§ **TASK INSTRUCTIONS**
Type the records out again in full, exactly.

(Data listing)
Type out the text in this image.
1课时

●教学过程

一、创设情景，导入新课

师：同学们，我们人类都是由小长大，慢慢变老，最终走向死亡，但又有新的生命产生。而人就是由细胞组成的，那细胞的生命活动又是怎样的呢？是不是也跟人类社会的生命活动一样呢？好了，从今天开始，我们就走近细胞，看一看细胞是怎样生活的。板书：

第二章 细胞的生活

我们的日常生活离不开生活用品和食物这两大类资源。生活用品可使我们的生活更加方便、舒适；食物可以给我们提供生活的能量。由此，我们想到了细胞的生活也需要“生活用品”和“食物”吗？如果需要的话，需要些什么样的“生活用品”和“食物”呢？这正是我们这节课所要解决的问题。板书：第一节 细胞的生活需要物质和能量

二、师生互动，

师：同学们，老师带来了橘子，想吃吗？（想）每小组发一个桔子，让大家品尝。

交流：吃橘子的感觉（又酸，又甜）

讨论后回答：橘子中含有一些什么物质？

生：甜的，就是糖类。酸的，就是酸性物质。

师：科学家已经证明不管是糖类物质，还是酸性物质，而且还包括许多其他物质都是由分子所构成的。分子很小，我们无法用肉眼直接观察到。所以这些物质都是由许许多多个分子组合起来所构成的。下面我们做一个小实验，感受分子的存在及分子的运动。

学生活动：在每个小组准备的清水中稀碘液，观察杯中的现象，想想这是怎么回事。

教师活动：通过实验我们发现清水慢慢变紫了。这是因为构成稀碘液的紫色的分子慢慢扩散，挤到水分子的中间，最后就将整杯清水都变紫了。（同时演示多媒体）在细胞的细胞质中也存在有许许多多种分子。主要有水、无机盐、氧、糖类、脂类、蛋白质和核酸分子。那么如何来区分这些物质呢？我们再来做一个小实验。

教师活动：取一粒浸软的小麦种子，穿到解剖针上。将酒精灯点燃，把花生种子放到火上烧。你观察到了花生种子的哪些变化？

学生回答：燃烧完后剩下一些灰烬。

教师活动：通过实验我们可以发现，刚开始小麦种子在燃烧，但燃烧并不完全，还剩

§ **RIGHT ANSWER**
Type out the text in this image.
1课时

●教学过程

一、创设情景，导入新课

师：同学们，我们人类都是由小长大，慢慢变老，最终走向死亡，但又有新的生命产生。而人就是由细胞组成的，那细胞的生命活动又是怎样的呢？是不是也跟人类社会的生命活动一样呢？好了，从今天开始，我们就走近细胞，看一看细胞是怎样生活的。板书：

第二章 细胞的生活

我们的日常生活离不开生活用品和食物这两大类资源。生活用品可使我们的生活更加方便、舒适；食物可以给我们提供生活的能量。由此，我们想到了细胞的生活也需要“生活用品”和“食物”吗？如果需要的话，需要些什么样的“生活用品”和“食物”呢？这正是我们这节课所要解决的问题。板书：第一节 细胞的生活需要物质和能量

二、师生互动，

师：同学们，老师带来了橘子，想吃吗？（想）每小组发一个桔子，让大家品尝。

交流：吃橘子的感觉（又酸，又甜）

讨论后回答：橘子中含有一些什么物质？

生：甜的，就是糖类。酸的，就是酸性物质。

师：科学家已经证明不管是糖类物质，还是酸性物质，而且还包括许多其他物质都是由分子所构成的。分子很小，我们无法用肉眼直接观察到。所以这些物质都是由许许多多个分子组合起来所构成的。下面我们做一个小实验，感受分子的存在及分子的运动。

学生活动：在每个小组准备的清水中稀碘液，观察杯中的现象，想想这是怎么回事。

教师活动：通过实验我们发现清水慢慢变紫了。这是因为构成稀碘液的紫色的分子慢慢扩散，挤到水分子的中间，最后就将整杯清水都变紫了。（同时演示多媒体）在细胞的细胞质中也存在有许许多多种分子。主要有水、无机盐、氧、糖类、脂类、蛋白质和核酸分子。那么如何来区分这些物质呢？我们再来做一个小实验。

教师活动：取一粒浸软的小麦种子，穿到解剖针上。将酒精灯点燃，把花生种子放到火上烧。你观察到了花生种子的哪些变化？

学生回答：燃烧完后剩下一些灰烬。

教师活动：通过实验我们可以发现，刚开始小麦种子在燃烧，但燃烧并不完全，还剩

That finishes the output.